## Records supplied
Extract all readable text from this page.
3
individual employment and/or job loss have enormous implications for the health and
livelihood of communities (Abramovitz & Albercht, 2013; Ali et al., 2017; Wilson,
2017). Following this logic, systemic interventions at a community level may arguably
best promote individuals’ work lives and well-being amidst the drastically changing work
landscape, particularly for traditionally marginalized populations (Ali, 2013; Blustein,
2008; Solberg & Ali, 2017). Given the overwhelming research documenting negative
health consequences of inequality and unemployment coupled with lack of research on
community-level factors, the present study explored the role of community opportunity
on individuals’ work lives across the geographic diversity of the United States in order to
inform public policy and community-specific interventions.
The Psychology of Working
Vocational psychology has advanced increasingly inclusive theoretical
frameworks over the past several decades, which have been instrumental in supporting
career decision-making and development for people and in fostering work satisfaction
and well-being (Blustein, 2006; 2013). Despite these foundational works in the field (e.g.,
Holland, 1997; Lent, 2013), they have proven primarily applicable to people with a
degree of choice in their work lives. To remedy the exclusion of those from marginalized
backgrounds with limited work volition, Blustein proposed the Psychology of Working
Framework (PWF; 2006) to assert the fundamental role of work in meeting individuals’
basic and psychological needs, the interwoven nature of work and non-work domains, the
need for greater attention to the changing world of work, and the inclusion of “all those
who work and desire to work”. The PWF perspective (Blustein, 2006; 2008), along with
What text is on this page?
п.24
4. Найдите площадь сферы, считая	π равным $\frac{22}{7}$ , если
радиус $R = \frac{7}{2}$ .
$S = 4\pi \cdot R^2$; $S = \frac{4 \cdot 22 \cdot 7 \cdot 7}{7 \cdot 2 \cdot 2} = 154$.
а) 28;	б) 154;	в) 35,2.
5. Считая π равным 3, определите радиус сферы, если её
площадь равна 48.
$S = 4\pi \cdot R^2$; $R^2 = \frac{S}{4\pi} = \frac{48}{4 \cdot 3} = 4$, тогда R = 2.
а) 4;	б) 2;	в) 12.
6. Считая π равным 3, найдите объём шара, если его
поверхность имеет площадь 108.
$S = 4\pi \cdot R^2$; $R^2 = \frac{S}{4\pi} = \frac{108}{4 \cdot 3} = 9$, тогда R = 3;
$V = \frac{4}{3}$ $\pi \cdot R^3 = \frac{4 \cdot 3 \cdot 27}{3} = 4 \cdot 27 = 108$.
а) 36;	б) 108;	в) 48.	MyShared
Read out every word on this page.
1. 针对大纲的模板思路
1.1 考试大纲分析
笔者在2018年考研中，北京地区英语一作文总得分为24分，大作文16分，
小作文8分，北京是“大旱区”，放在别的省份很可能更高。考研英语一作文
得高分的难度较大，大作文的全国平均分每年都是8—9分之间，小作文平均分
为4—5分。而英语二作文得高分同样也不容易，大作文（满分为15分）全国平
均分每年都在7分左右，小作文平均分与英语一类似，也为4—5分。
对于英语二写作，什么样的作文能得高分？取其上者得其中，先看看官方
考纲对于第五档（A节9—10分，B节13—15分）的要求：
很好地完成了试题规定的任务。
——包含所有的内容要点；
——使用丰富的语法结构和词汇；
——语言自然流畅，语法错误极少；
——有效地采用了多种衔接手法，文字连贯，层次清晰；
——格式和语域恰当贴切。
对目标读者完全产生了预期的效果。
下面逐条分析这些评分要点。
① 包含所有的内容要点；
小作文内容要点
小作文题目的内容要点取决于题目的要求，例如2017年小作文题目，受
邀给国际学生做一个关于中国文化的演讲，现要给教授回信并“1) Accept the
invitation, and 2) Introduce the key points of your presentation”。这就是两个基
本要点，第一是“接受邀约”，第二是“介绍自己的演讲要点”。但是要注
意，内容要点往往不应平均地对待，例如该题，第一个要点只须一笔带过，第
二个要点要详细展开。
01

## What you have to do
Gather each line from the listing above that holds "those".

## Task output
degree of choice in their work lives. To remedy the exclusion of those from marginalized
need for greater attention to the changing world of work, and the inclusion of “all those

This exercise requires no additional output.